To be done —
Copy the lines of the material word for word, from start to finish, skipping the picture placeholders.

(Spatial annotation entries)
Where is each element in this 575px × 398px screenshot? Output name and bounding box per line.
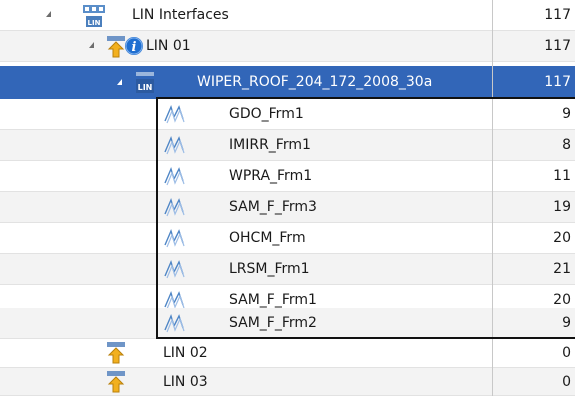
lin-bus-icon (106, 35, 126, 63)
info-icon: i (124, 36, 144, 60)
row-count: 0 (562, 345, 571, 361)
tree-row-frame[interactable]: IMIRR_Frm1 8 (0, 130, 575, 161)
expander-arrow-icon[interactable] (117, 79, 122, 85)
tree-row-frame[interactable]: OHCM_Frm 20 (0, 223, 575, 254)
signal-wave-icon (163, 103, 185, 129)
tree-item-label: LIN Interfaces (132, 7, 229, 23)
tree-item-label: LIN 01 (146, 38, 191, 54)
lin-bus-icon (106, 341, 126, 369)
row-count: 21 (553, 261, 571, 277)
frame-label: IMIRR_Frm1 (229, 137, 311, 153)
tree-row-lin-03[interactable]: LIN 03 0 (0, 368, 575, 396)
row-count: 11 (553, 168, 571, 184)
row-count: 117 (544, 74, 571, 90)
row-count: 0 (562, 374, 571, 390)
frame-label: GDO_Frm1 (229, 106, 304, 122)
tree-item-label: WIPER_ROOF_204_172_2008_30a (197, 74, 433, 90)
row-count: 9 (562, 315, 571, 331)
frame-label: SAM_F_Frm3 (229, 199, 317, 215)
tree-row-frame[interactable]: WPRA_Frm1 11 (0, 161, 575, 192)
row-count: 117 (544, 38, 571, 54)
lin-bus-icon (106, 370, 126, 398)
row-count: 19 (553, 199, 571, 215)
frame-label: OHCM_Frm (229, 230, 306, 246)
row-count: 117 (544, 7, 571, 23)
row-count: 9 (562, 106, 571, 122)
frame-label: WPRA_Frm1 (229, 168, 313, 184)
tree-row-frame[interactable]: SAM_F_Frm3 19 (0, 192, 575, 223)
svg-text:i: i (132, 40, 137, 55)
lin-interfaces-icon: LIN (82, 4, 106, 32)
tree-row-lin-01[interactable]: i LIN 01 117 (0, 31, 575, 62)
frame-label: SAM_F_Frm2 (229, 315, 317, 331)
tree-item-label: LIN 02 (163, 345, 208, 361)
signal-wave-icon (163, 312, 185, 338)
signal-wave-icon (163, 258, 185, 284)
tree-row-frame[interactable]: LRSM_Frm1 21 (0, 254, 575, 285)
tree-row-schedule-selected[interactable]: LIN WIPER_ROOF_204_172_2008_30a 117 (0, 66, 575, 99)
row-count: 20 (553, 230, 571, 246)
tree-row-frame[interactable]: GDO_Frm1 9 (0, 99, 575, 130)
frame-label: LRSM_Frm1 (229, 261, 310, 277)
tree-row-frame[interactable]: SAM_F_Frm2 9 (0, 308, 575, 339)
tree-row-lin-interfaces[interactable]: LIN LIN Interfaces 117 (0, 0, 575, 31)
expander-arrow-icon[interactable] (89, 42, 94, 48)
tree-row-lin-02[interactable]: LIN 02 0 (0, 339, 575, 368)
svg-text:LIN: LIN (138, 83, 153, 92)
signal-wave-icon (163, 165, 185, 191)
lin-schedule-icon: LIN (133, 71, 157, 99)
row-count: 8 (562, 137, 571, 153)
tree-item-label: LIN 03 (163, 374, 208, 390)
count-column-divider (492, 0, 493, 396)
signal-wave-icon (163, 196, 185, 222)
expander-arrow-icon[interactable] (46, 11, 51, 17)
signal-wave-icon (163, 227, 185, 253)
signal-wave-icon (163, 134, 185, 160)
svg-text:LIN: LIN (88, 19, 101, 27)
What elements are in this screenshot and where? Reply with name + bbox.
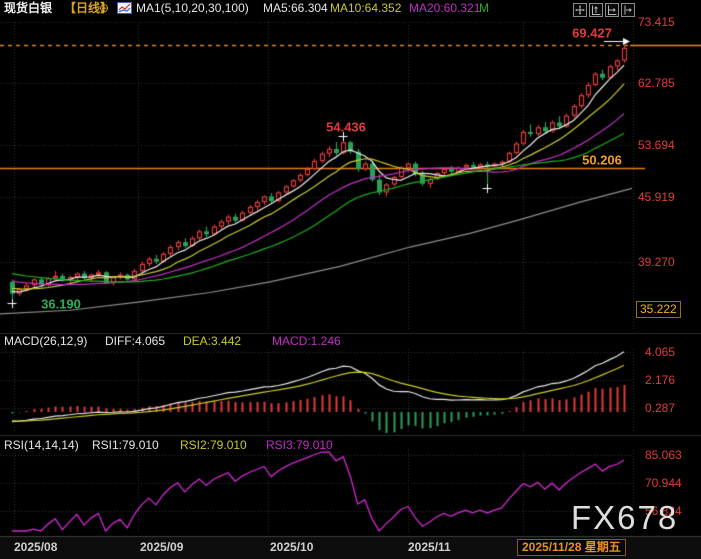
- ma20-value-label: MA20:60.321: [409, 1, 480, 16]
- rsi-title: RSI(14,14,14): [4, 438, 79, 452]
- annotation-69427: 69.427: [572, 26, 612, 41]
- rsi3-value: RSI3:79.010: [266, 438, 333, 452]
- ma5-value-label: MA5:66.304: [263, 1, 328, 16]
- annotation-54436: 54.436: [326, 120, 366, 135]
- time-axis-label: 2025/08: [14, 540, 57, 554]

Written solution —
Where is each element in this 575px × 398px screenshot? Output name and bounding box per line.
lin-bus-icon (106, 35, 126, 63)
info-icon: i (124, 36, 144, 60)
row-count: 0 (562, 345, 571, 361)
tree-row-frame[interactable]: IMIRR_Frm1 8 (0, 130, 575, 161)
expander-arrow-icon[interactable] (117, 79, 122, 85)
tree-row-frame[interactable]: OHCM_Frm 20 (0, 223, 575, 254)
signal-wave-icon (163, 103, 185, 129)
tree-item-label: LIN Interfaces (132, 7, 229, 23)
tree-item-label: LIN 01 (146, 38, 191, 54)
lin-bus-icon (106, 341, 126, 369)
row-count: 21 (553, 261, 571, 277)
frame-label: IMIRR_Frm1 (229, 137, 311, 153)
tree-row-lin-03[interactable]: LIN 03 0 (0, 368, 575, 396)
row-count: 11 (553, 168, 571, 184)
row-count: 117 (544, 74, 571, 90)
row-count: 0 (562, 374, 571, 390)
frame-label: GDO_Frm1 (229, 106, 304, 122)
tree-item-label: WIPER_ROOF_204_172_2008_30a (197, 74, 433, 90)
row-count: 9 (562, 315, 571, 331)
frame-label: SAM_F_Frm3 (229, 199, 317, 215)
tree-row-frame[interactable]: WPRA_Frm1 11 (0, 161, 575, 192)
row-count: 117 (544, 38, 571, 54)
lin-bus-icon (106, 370, 126, 398)
row-count: 19 (553, 199, 571, 215)
frame-label: OHCM_Frm (229, 230, 306, 246)
row-count: 117 (544, 7, 571, 23)
row-count: 9 (562, 106, 571, 122)
frame-label: WPRA_Frm1 (229, 168, 313, 184)
tree-row-frame[interactable]: SAM_F_Frm3 19 (0, 192, 575, 223)
svg-text:i: i (132, 40, 137, 55)
lin-interfaces-icon: LIN (82, 4, 106, 32)
tree-row-lin-01[interactable]: i LIN 01 117 (0, 31, 575, 62)
frame-label: SAM_F_Frm2 (229, 315, 317, 331)
tree-item-label: LIN 02 (163, 345, 208, 361)
signal-wave-icon (163, 312, 185, 338)
signal-wave-icon (163, 258, 185, 284)
tree-row-frame[interactable]: LRSM_Frm1 21 (0, 254, 575, 285)
tree-row-schedule-selected[interactable]: LIN WIPER_ROOF_204_172_2008_30a 117 (0, 66, 575, 99)
row-count: 20 (553, 230, 571, 246)
tree-row-frame[interactable]: GDO_Frm1 9 (0, 99, 575, 130)
frame-label: LRSM_Frm1 (229, 261, 310, 277)
tree-row-frame[interactable]: SAM_F_Frm2 9 (0, 308, 575, 339)
tree-row-lin-interfaces[interactable]: LIN LIN Interfaces 117 (0, 0, 575, 31)
expander-arrow-icon[interactable] (89, 42, 94, 48)
tree-row-lin-02[interactable]: LIN 02 0 (0, 339, 575, 368)
svg-text:LIN: LIN (138, 83, 153, 92)
signal-wave-icon (163, 165, 185, 191)
lin-schedule-icon: LIN (133, 71, 157, 99)
row-count: 8 (562, 137, 571, 153)
tree-item-label: LIN 03 (163, 374, 208, 390)
count-column-divider (492, 0, 493, 396)
signal-wave-icon (163, 196, 185, 222)
expander-arrow-icon[interactable] (46, 11, 51, 17)
signal-wave-icon (163, 227, 185, 253)
signal-wave-icon (163, 134, 185, 160)
svg-text:LIN: LIN (88, 19, 101, 27)
What elements are in this screenshot and where? Reply with name + bbox.
- ma20-value-label: MA20:60.321: [409, 1, 480, 16]
- rsi-title: RSI(14,14,14): [4, 438, 79, 452]
- annotation-69427: 69.427: [572, 26, 612, 41]
- rsi3-value: RSI3:79.010: [266, 438, 333, 452]
- ma5-value-label: MA5:66.304: [263, 1, 328, 16]
- annotation-54436: 54.436: [326, 120, 366, 135]
- time-axis-label: 2025/08: [14, 540, 57, 554]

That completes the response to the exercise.